Stored records

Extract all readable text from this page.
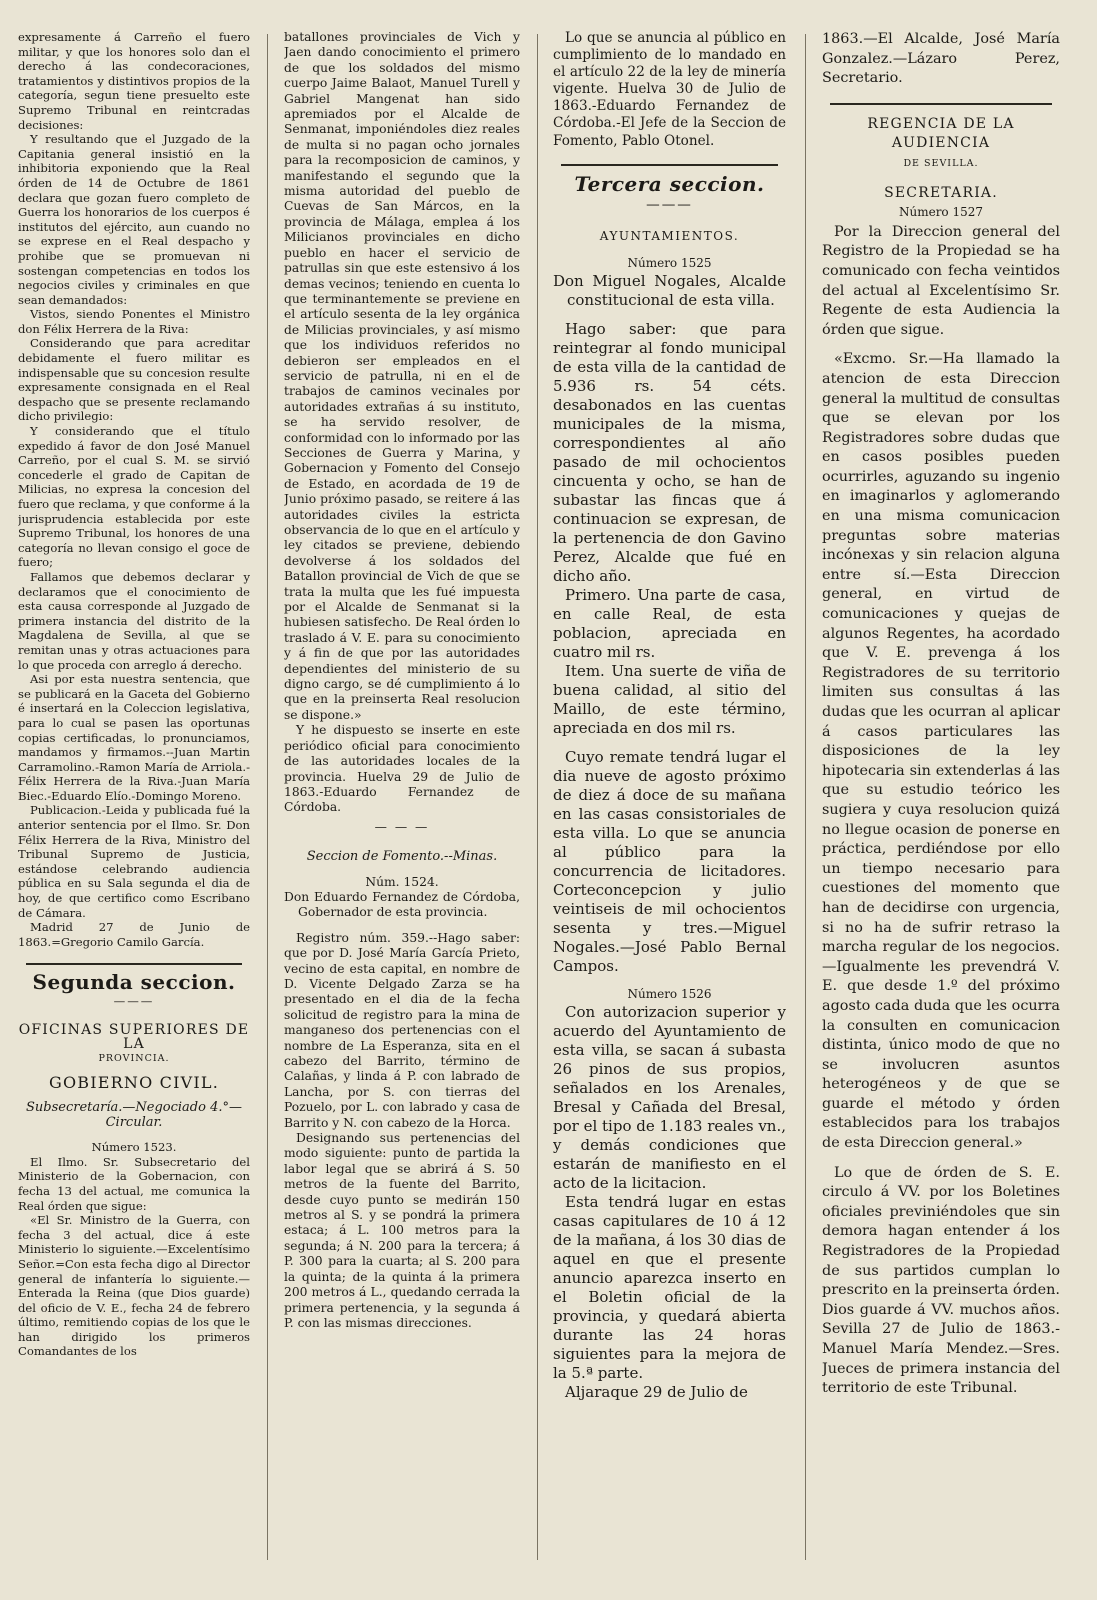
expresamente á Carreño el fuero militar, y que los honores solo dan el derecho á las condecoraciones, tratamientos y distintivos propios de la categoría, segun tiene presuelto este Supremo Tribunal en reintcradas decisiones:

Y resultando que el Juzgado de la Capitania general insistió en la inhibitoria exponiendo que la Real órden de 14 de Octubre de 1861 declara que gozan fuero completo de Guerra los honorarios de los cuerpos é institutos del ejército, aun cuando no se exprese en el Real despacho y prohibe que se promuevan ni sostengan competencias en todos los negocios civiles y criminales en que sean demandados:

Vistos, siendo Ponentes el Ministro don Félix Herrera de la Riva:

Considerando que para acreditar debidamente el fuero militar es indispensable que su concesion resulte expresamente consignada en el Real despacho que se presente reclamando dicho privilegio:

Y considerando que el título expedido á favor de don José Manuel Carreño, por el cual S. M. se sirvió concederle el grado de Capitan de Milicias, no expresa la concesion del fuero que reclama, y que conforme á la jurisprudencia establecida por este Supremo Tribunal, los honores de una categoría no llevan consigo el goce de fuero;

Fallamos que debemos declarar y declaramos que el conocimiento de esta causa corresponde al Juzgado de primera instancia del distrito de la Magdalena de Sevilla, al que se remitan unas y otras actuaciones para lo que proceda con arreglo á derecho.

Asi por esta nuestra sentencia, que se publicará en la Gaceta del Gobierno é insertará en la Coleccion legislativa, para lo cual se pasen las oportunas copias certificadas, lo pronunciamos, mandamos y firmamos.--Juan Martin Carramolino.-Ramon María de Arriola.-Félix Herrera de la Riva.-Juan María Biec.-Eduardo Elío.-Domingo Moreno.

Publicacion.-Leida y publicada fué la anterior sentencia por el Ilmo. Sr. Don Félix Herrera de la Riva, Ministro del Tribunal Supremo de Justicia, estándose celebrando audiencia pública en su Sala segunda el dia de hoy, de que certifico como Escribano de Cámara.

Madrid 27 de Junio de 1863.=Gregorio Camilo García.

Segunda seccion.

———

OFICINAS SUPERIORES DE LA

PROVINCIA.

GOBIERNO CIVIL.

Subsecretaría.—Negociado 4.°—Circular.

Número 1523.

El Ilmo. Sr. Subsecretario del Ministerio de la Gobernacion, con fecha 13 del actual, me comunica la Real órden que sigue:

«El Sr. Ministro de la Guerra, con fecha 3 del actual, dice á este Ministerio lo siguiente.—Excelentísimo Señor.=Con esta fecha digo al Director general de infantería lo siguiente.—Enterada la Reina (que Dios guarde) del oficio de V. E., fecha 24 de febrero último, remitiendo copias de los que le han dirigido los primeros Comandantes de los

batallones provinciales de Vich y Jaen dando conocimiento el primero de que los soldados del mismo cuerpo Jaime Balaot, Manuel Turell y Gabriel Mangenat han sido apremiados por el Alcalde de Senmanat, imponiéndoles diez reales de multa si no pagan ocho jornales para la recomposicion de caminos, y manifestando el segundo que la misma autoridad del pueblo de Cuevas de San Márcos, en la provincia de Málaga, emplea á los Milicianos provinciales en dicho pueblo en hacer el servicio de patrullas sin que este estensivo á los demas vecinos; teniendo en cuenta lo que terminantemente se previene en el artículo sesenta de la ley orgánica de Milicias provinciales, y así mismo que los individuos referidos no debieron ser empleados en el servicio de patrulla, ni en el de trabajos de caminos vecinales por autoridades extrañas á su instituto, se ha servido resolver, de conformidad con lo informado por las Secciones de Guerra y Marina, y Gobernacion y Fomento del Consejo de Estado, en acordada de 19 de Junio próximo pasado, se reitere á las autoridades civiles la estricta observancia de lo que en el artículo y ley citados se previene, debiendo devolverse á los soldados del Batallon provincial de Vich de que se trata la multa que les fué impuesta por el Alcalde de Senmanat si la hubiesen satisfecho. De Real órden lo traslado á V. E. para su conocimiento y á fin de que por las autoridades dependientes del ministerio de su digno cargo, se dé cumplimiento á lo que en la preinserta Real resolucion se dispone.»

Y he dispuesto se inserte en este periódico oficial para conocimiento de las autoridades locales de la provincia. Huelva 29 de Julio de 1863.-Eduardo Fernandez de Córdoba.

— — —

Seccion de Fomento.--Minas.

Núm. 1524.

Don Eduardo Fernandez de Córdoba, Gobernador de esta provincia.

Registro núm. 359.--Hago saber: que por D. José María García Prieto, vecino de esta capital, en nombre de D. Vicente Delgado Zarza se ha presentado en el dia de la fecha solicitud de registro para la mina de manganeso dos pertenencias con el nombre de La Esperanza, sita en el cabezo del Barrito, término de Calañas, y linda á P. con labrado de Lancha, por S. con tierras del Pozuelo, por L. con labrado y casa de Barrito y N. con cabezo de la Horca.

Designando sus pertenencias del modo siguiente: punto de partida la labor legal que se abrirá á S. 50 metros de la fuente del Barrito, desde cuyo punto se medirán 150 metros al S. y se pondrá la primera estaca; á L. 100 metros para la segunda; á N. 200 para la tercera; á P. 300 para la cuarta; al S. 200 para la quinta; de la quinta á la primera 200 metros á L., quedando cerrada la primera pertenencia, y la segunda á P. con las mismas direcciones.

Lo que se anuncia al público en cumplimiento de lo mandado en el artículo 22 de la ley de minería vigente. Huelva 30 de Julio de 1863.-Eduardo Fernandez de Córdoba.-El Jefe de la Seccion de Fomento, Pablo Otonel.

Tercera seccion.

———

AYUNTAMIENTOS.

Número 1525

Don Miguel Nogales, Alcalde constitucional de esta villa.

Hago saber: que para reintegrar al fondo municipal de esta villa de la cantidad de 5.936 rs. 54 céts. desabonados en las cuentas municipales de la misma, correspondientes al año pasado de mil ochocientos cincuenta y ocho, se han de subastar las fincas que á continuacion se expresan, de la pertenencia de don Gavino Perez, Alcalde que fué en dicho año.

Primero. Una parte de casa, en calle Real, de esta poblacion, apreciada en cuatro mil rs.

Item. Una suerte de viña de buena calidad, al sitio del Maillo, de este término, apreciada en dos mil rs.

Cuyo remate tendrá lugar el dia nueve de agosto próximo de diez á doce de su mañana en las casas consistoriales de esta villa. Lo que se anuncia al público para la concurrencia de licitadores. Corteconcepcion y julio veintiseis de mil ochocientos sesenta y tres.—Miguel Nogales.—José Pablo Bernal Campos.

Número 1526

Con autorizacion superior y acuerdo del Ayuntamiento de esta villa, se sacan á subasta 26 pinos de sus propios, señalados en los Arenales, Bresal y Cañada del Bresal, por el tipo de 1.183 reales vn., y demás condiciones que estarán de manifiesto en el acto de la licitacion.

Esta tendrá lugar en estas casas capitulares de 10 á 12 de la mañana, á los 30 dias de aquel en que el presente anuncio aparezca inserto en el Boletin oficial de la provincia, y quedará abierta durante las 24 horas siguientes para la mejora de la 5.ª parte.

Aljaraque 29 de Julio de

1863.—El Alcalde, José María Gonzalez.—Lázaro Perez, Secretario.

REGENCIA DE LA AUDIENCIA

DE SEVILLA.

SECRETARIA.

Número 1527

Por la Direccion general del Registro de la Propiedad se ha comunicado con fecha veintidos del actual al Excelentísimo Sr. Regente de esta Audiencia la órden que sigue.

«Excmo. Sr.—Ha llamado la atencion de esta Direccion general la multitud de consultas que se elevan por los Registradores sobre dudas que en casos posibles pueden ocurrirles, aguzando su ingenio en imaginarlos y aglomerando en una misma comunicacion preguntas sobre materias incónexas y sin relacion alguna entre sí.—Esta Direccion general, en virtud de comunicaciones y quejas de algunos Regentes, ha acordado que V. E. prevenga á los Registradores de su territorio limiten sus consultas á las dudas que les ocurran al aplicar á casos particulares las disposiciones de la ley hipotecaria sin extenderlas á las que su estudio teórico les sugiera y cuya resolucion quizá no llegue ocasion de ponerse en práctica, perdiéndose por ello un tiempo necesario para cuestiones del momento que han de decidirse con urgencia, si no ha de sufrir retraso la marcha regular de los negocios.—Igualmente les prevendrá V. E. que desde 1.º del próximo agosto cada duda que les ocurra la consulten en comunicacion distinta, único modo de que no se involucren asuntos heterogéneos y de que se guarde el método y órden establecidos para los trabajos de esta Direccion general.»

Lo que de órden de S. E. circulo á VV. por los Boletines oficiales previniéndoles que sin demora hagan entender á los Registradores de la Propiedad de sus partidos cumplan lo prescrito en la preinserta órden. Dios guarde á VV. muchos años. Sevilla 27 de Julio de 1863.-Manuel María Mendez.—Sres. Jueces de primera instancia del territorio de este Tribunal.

* [Work instructions]: From the listing above, copy every line that includes the word "Dios".

* [Output below]:
«El Sr. Ministro de la Guerra, con fecha 3 del actual, dice á este Ministerio lo siguiente.—Excelentísimo Señor.=Con esta fecha digo al Director general de infantería lo siguiente.—Enterada la Reina (que Dios guarde) del oficio de V. E., fecha 24 de febrero último, remitiendo copias de los que le han dirigido los primeros Comandantes de los
Lo que de órden de S. E. circulo á VV. por los Boletines oficiales previniéndoles que sin demora hagan entender á los Registradores de la Propiedad de sus partidos cumplan lo prescrito en la preinserta órden. Dios guarde á VV. muchos años. Sevilla 27 de Julio de 1863.-Manuel María Mendez.—Sres. Jueces de primera instancia del territorio de este Tribunal.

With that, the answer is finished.